• **INSTRUCTIONS FOR THE TASK**: Reproduce the following lines, swapping "filling machine" for "bottling machine" and leaving everything else unchanged.

• **DATASET ROWS**:

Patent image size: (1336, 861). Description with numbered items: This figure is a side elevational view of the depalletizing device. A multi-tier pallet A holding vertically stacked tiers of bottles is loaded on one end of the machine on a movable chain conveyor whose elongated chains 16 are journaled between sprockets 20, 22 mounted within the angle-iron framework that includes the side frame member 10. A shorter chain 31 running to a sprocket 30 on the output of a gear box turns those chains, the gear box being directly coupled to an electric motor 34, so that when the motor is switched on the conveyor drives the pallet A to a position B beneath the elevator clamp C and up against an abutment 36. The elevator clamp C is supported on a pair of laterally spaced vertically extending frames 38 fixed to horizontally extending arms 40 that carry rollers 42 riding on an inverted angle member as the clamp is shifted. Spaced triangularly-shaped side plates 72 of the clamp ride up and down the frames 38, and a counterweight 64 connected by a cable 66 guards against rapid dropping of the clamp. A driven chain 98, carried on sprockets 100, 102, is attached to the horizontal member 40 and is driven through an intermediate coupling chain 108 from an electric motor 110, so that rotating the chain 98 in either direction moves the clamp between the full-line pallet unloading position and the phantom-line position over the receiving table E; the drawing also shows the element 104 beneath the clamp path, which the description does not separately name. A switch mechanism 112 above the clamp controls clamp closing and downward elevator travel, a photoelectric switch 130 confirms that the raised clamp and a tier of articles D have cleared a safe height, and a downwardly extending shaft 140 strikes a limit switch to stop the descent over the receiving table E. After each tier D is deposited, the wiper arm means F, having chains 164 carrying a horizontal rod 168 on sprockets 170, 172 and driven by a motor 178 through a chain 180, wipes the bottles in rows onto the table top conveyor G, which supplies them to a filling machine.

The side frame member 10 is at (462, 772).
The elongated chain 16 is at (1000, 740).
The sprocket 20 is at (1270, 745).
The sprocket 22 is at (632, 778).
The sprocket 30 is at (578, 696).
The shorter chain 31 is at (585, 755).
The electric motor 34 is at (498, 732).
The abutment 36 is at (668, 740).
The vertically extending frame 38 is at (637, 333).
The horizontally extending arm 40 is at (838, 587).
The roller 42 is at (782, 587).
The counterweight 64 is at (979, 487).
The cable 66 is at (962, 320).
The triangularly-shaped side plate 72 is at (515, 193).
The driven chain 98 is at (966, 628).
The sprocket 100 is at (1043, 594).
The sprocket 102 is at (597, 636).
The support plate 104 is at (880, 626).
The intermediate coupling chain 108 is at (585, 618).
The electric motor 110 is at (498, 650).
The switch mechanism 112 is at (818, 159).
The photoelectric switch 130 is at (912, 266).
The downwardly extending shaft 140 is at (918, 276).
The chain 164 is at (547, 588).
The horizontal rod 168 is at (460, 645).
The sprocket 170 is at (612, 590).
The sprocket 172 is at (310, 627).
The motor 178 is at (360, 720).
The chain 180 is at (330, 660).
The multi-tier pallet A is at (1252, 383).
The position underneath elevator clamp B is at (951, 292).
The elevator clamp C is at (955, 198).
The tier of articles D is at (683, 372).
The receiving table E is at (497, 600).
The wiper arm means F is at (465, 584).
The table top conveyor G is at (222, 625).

• **RESPONSE TO THIS TASK**:
Patent image size: (1336, 861). Description with numbered items: This figure is a side elevational view of the depalletizing device. A multi-tier pallet A holding vertically stacked tiers of bottles is loaded on one end of the machine on a movable chain conveyor whose elongated chains 16 are journaled between sprockets 20, 22 mounted within the angle-iron framework that includes the side frame member 10. A shorter chain 31 running to a sprocket 30 on the output of a gear box turns those chains, the gear box being directly coupled to an electric motor 34, so that when the motor is switched on the conveyor drives the pallet A to a position B beneath the elevator clamp C and up against an abutment 36. The elevator clamp C is supported on a pair of laterally spaced vertically extending frames 38 fixed to horizontally extending arms 40 that carry rollers 42 riding on an inverted angle member as the clamp is shifted. Spaced triangularly-shaped side plates 72 of the clamp ride up and down the frames 38, and a counterweight 64 connected by a cable 66 guards against rapid dropping of the clamp. A driven chain 98, carried on sprockets 100, 102, is attached to the horizontal member 40 and is driven through an intermediate coupling chain 108 from an electric motor 110, so that rotating the chain 98 in either direction moves the clamp between the full-line pallet unloading position and the phantom-line position over the receiving table E; the drawing also shows the element 104 beneath the clamp path, which the description does not separately name. A switch mechanism 112 above the clamp controls clamp closing and downward elevator travel, a photoelectric switch 130 confirms that the raised clamp and a tier of articles D have cleared a safe height, and a downwardly extending shaft 140 strikes a limit switch to stop the descent over the receiving table E. After each tier D is deposited, the wiper arm means F, having chains 164 carrying a horizontal rod 168 on sprockets 170, 172 and driven by a motor 178 through a chain 180, wipes the bottles in rows onto the table top conveyor G, which supplies them to a bottling machine.

The side frame member 10 is at (462, 772).
The elongated chain 16 is at (1000, 740).
The sprocket 20 is at (1270, 745).
The sprocket 22 is at (632, 778).
The sprocket 30 is at (578, 696).
The shorter chain 31 is at (585, 755).
The electric motor 34 is at (498, 732).
The abutment 36 is at (668, 740).
The vertically extending frame 38 is at (637, 333).
The horizontally extending arm 40 is at (838, 587).
The roller 42 is at (782, 587).
The counterweight 64 is at (979, 487).
The cable 66 is at (962, 320).
The triangularly-shaped side plate 72 is at (515, 193).
The driven chain 98 is at (966, 628).
The sprocket 100 is at (1043, 594).
The sprocket 102 is at (597, 636).
The support plate 104 is at (880, 626).
The intermediate coupling chain 108 is at (585, 618).
The electric motor 110 is at (498, 650).
The switch mechanism 112 is at (818, 159).
The photoelectric switch 130 is at (912, 266).
The downwardly extending shaft 140 is at (918, 276).
The chain 164 is at (547, 588).
The horizontal rod 168 is at (460, 645).
The sprocket 170 is at (612, 590).
The sprocket 172 is at (310, 627).
The motor 178 is at (360, 720).
The chain 180 is at (330, 660).
The multi-tier pallet A is at (1252, 383).
The position underneath elevator clamp B is at (951, 292).
The elevator clamp C is at (955, 198).
The tier of articles D is at (683, 372).
The receiving table E is at (497, 600).
The wiper arm means F is at (465, 584).
The table top conveyor G is at (222, 625).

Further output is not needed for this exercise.